### EXERCISE OBJECTIVE
Transcribe the records that follow exactly. Skip the pictures.

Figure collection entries
▬▬▬

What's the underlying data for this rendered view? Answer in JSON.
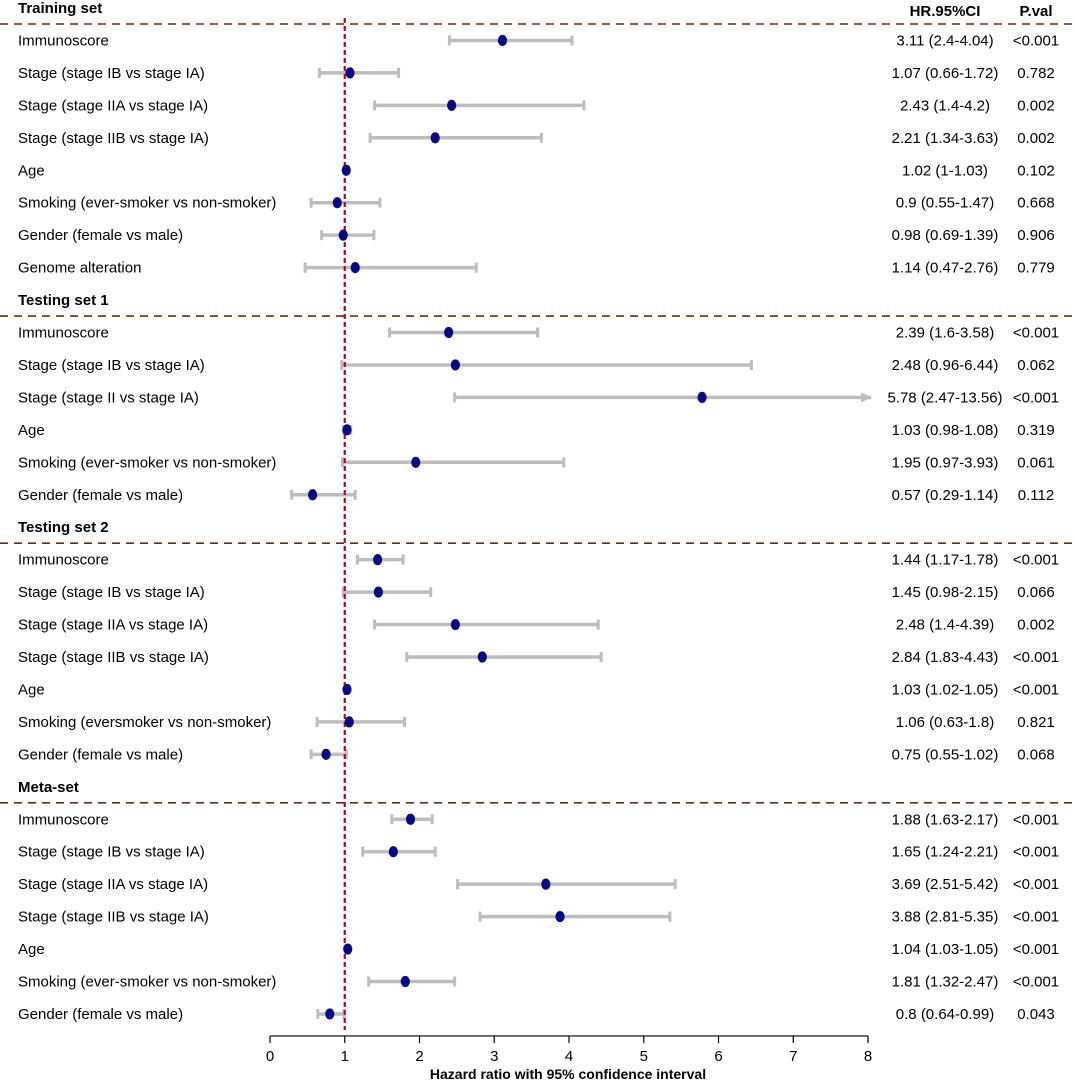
{
  "chart_data": {
    "type": "forest",
    "xlabel": "Hazard ratio with 95% confidence interval",
    "xlim": [
      0,
      8
    ],
    "xticks": [
      0,
      1,
      2,
      3,
      4,
      5,
      6,
      7,
      8
    ],
    "reference_line": 1,
    "columns": {
      "hr": "HR.95%CI",
      "p": "P.val"
    },
    "colors": {
      "point": "#0a0a80",
      "ci": "#bdbdbd",
      "reference": "#9b1030",
      "separator": "#6b2a12"
    },
    "groups": [
      {
        "title": "Training set",
        "rows": [
          {
            "label": "Immunoscore",
            "hr": 3.11,
            "lower": 2.4,
            "upper": 4.04,
            "hr_text": "3.11 (2.4-4.04)",
            "p": "<0.001"
          },
          {
            "label": "Stage (stage IB vs stage IA)",
            "hr": 1.07,
            "lower": 0.66,
            "upper": 1.72,
            "hr_text": "1.07 (0.66-1.72)",
            "p": "0.782"
          },
          {
            "label": "Stage (stage IIA vs stage IA)",
            "hr": 2.43,
            "lower": 1.4,
            "upper": 4.2,
            "hr_text": "2.43 (1.4-4.2)",
            "p": "0.002"
          },
          {
            "label": "Stage (stage IIB vs stage IA)",
            "hr": 2.21,
            "lower": 1.34,
            "upper": 3.63,
            "hr_text": "2.21 (1.34-3.63)",
            "p": "0.002"
          },
          {
            "label": "Age",
            "hr": 1.02,
            "lower": 1,
            "upper": 1.03,
            "hr_text": "1.02 (1-1.03)",
            "p": "0.102"
          },
          {
            "label": "Smoking (ever-smoker vs non-smoker)",
            "hr": 0.9,
            "lower": 0.55,
            "upper": 1.47,
            "hr_text": "0.9 (0.55-1.47)",
            "p": "0.668"
          },
          {
            "label": "Gender (female vs male)",
            "hr": 0.98,
            "lower": 0.69,
            "upper": 1.39,
            "hr_text": "0.98 (0.69-1.39)",
            "p": "0.906"
          },
          {
            "label": "Genome alteration",
            "hr": 1.14,
            "lower": 0.47,
            "upper": 2.76,
            "hr_text": "1.14 (0.47-2.76)",
            "p": "0.779"
          }
        ]
      },
      {
        "title": "Testing set 1",
        "rows": [
          {
            "label": "Immunoscore",
            "hr": 2.39,
            "lower": 1.6,
            "upper": 3.58,
            "hr_text": "2.39 (1.6-3.58)",
            "p": "<0.001"
          },
          {
            "label": "Stage (stage IB vs stage IA)",
            "hr": 2.48,
            "lower": 0.96,
            "upper": 6.44,
            "hr_text": "2.48 (0.96-6.44)",
            "p": "0.062"
          },
          {
            "label": "Stage (stage II vs stage IA)",
            "hr": 5.78,
            "lower": 2.47,
            "upper": 13.56,
            "hr_text": "5.78 (2.47-13.56)",
            "p": "<0.001"
          },
          {
            "label": "Age",
            "hr": 1.03,
            "lower": 0.98,
            "upper": 1.08,
            "hr_text": "1.03 (0.98-1.08)",
            "p": "0.319"
          },
          {
            "label": "Smoking (ever-smoker vs non-smoker)",
            "hr": 1.95,
            "lower": 0.97,
            "upper": 3.93,
            "hr_text": "1.95 (0.97-3.93)",
            "p": "0.061"
          },
          {
            "label": "Gender (female vs male)",
            "hr": 0.57,
            "lower": 0.29,
            "upper": 1.14,
            "hr_text": "0.57 (0.29-1.14)",
            "p": "0.112"
          }
        ]
      },
      {
        "title": "Testing set 2",
        "rows": [
          {
            "label": "Immunoscore",
            "hr": 1.44,
            "lower": 1.17,
            "upper": 1.78,
            "hr_text": "1.44 (1.17-1.78)",
            "p": "<0.001"
          },
          {
            "label": "Stage (stage IB vs stage IA)",
            "hr": 1.45,
            "lower": 0.98,
            "upper": 2.15,
            "hr_text": "1.45 (0.98-2.15)",
            "p": "0.066"
          },
          {
            "label": "Stage (stage IIA vs stage IA)",
            "hr": 2.48,
            "lower": 1.4,
            "upper": 4.39,
            "hr_text": "2.48 (1.4-4.39)",
            "p": "0.002"
          },
          {
            "label": "Stage (stage IIB vs stage IA)",
            "hr": 2.84,
            "lower": 1.83,
            "upper": 4.43,
            "hr_text": "2.84 (1.83-4.43)",
            "p": "<0.001"
          },
          {
            "label": "Age",
            "hr": 1.03,
            "lower": 1.02,
            "upper": 1.05,
            "hr_text": "1.03 (1.02-1.05)",
            "p": "<0.001"
          },
          {
            "label": "Smoking (eversmoker vs non-smoker)",
            "hr": 1.06,
            "lower": 0.63,
            "upper": 1.8,
            "hr_text": "1.06 (0.63-1.8)",
            "p": "0.821"
          },
          {
            "label": "Gender (female vs male)",
            "hr": 0.75,
            "lower": 0.55,
            "upper": 1.02,
            "hr_text": "0.75 (0.55-1.02)",
            "p": "0.068"
          }
        ]
      },
      {
        "title": "Meta-set",
        "rows": [
          {
            "label": "Immunoscore",
            "hr": 1.88,
            "lower": 1.63,
            "upper": 2.17,
            "hr_text": "1.88 (1.63-2.17)",
            "p": "<0.001"
          },
          {
            "label": "Stage (stage IB vs stage IA)",
            "hr": 1.65,
            "lower": 1.24,
            "upper": 2.21,
            "hr_text": "1.65 (1.24-2.21)",
            "p": "<0.001"
          },
          {
            "label": "Stage (stage IIA vs stage IA)",
            "hr": 3.69,
            "lower": 2.51,
            "upper": 5.42,
            "hr_text": "3.69 (2.51-5.42)",
            "p": "<0.001"
          },
          {
            "label": "Stage (stage IIB vs stage IA)",
            "hr": 3.88,
            "lower": 2.81,
            "upper": 5.35,
            "hr_text": "3.88 (2.81-5.35)",
            "p": "<0.001"
          },
          {
            "label": "Age",
            "hr": 1.04,
            "lower": 1.03,
            "upper": 1.05,
            "hr_text": "1.04 (1.03-1.05)",
            "p": "<0.001"
          },
          {
            "label": "Smoking (ever-smoker vs non-smoker)",
            "hr": 1.81,
            "lower": 1.32,
            "upper": 2.47,
            "hr_text": "1.81 (1.32-2.47)",
            "p": "<0.001"
          },
          {
            "label": "Gender (female vs male)",
            "hr": 0.8,
            "lower": 0.64,
            "upper": 0.99,
            "hr_text": "0.8 (0.64-0.99)",
            "p": "0.043"
          }
        ]
      }
    ]
  }
}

▬▬▬

### TASK RESULT
What's the underlying data for this rendered view? Answer in JSON.
{
  "chart_data": {
    "type": "forest",
    "xlabel": "Hazard ratio with 95% confidence interval",
    "xlim": [
      0,
      8
    ],
    "xticks": [
      0,
      1,
      2,
      3,
      4,
      5,
      6,
      7,
      8
    ],
    "reference_line": 1,
    "columns": {
      "hr": "HR.95%CI",
      "p": "P.val"
    },
    "colors": {
      "point": "#0a0a80",
      "ci": "#bdbdbd",
      "reference": "#9b1030",
      "separator": "#6b2a12"
    },
    "groups": [
      {
        "title": "Training set",
        "rows": [
          {
            "label": "Immunoscore",
            "hr": 3.11,
            "lower": 2.4,
            "upper": 4.04,
            "hr_text": "3.11 (2.4-4.04)",
            "p": "<0.001"
          },
          {
            "label": "Stage (stage IB vs stage IA)",
            "hr": 1.07,
            "lower": 0.66,
            "upper": 1.72,
            "hr_text": "1.07 (0.66-1.72)",
            "p": "0.782"
          },
          {
            "label": "Stage (stage IIA vs stage IA)",
            "hr": 2.43,
            "lower": 1.4,
            "upper": 4.2,
            "hr_text": "2.43 (1.4-4.2)",
            "p": "0.002"
          },
          {
            "label": "Stage (stage IIB vs stage IA)",
            "hr": 2.21,
            "lower": 1.34,
            "upper": 3.63,
            "hr_text": "2.21 (1.34-3.63)",
            "p": "0.002"
          },
          {
            "label": "Age",
            "hr": 1.02,
            "lower": 1,
            "upper": 1.03,
            "hr_text": "1.02 (1-1.03)",
            "p": "0.102"
          },
          {
            "label": "Smoking (ever-smoker vs non-smoker)",
            "hr": 0.9,
            "lower": 0.55,
            "upper": 1.47,
            "hr_text": "0.9 (0.55-1.47)",
            "p": "0.668"
          },
          {
            "label": "Gender (female vs male)",
            "hr": 0.98,
            "lower": 0.69,
            "upper": 1.39,
            "hr_text": "0.98 (0.69-1.39)",
            "p": "0.906"
          },
          {
            "label": "Genome alteration",
            "hr": 1.14,
            "lower": 0.47,
            "upper": 2.76,
            "hr_text": "1.14 (0.47-2.76)",
            "p": "0.779"
          }
        ]
      },
      {
        "title": "Testing set 1",
        "rows": [
          {
            "label": "Immunoscore",
            "hr": 2.39,
            "lower": 1.6,
            "upper": 3.58,
            "hr_text": "2.39 (1.6-3.58)",
            "p": "<0.001"
          },
          {
            "label": "Stage (stage IB vs stage IA)",
            "hr": 2.48,
            "lower": 0.96,
            "upper": 6.44,
            "hr_text": "2.48 (0.96-6.44)",
            "p": "0.062"
          },
          {
            "label": "Stage (stage II vs stage IA)",
            "hr": 5.78,
            "lower": 2.47,
            "upper": 13.56,
            "hr_text": "5.78 (2.47-13.56)",
            "p": "<0.001"
          },
          {
            "label": "Age",
            "hr": 1.03,
            "lower": 0.98,
            "upper": 1.08,
            "hr_text": "1.03 (0.98-1.08)",
            "p": "0.319"
          },
          {
            "label": "Smoking (ever-smoker vs non-smoker)",
            "hr": 1.95,
            "lower": 0.97,
            "upper": 3.93,
            "hr_text": "1.95 (0.97-3.93)",
            "p": "0.061"
          },
          {
            "label": "Gender (female vs male)",
            "hr": 0.57,
            "lower": 0.29,
            "upper": 1.14,
            "hr_text": "0.57 (0.29-1.14)",
            "p": "0.112"
          }
        ]
      },
      {
        "title": "Testing set 2",
        "rows": [
          {
            "label": "Immunoscore",
            "hr": 1.44,
            "lower": 1.17,
            "upper": 1.78,
            "hr_text": "1.44 (1.17-1.78)",
            "p": "<0.001"
          },
          {
            "label": "Stage (stage IB vs stage IA)",
            "hr": 1.45,
            "lower": 0.98,
            "upper": 2.15,
            "hr_text": "1.45 (0.98-2.15)",
            "p": "0.066"
          },
          {
            "label": "Stage (stage IIA vs stage IA)",
            "hr": 2.48,
            "lower": 1.4,
            "upper": 4.39,
            "hr_text": "2.48 (1.4-4.39)",
            "p": "0.002"
          },
          {
            "label": "Stage (stage IIB vs stage IA)",
            "hr": 2.84,
            "lower": 1.83,
            "upper": 4.43,
            "hr_text": "2.84 (1.83-4.43)",
            "p": "<0.001"
          },
          {
            "label": "Age",
            "hr": 1.03,
            "lower": 1.02,
            "upper": 1.05,
            "hr_text": "1.03 (1.02-1.05)",
            "p": "<0.001"
          },
          {
            "label": "Smoking (eversmoker vs non-smoker)",
            "hr": 1.06,
            "lower": 0.63,
            "upper": 1.8,
            "hr_text": "1.06 (0.63-1.8)",
            "p": "0.821"
          },
          {
            "label": "Gender (female vs male)",
            "hr": 0.75,
            "lower": 0.55,
            "upper": 1.02,
            "hr_text": "0.75 (0.55-1.02)",
            "p": "0.068"
          }
        ]
      },
      {
        "title": "Meta-set",
        "rows": [
          {
            "label": "Immunoscore",
            "hr": 1.88,
            "lower": 1.63,
            "upper": 2.17,
            "hr_text": "1.88 (1.63-2.17)",
            "p": "<0.001"
          },
          {
            "label": "Stage (stage IB vs stage IA)",
            "hr": 1.65,
            "lower": 1.24,
            "upper": 2.21,
            "hr_text": "1.65 (1.24-2.21)",
            "p": "<0.001"
          },
          {
            "label": "Stage (stage IIA vs stage IA)",
            "hr": 3.69,
            "lower": 2.51,
            "upper": 5.42,
            "hr_text": "3.69 (2.51-5.42)",
            "p": "<0.001"
          },
          {
            "label": "Stage (stage IIB vs stage IA)",
            "hr": 3.88,
            "lower": 2.81,
            "upper": 5.35,
            "hr_text": "3.88 (2.81-5.35)",
            "p": "<0.001"
          },
          {
            "label": "Age",
            "hr": 1.04,
            "lower": 1.03,
            "upper": 1.05,
            "hr_text": "1.04 (1.03-1.05)",
            "p": "<0.001"
          },
          {
            "label": "Smoking (ever-smoker vs non-smoker)",
            "hr": 1.81,
            "lower": 1.32,
            "upper": 2.47,
            "hr_text": "1.81 (1.32-2.47)",
            "p": "<0.001"
          },
          {
            "label": "Gender (female vs male)",
            "hr": 0.8,
            "lower": 0.64,
            "upper": 0.99,
            "hr_text": "0.8 (0.64-0.99)",
            "p": "0.043"
          }
        ]
      }
    ]
  }
}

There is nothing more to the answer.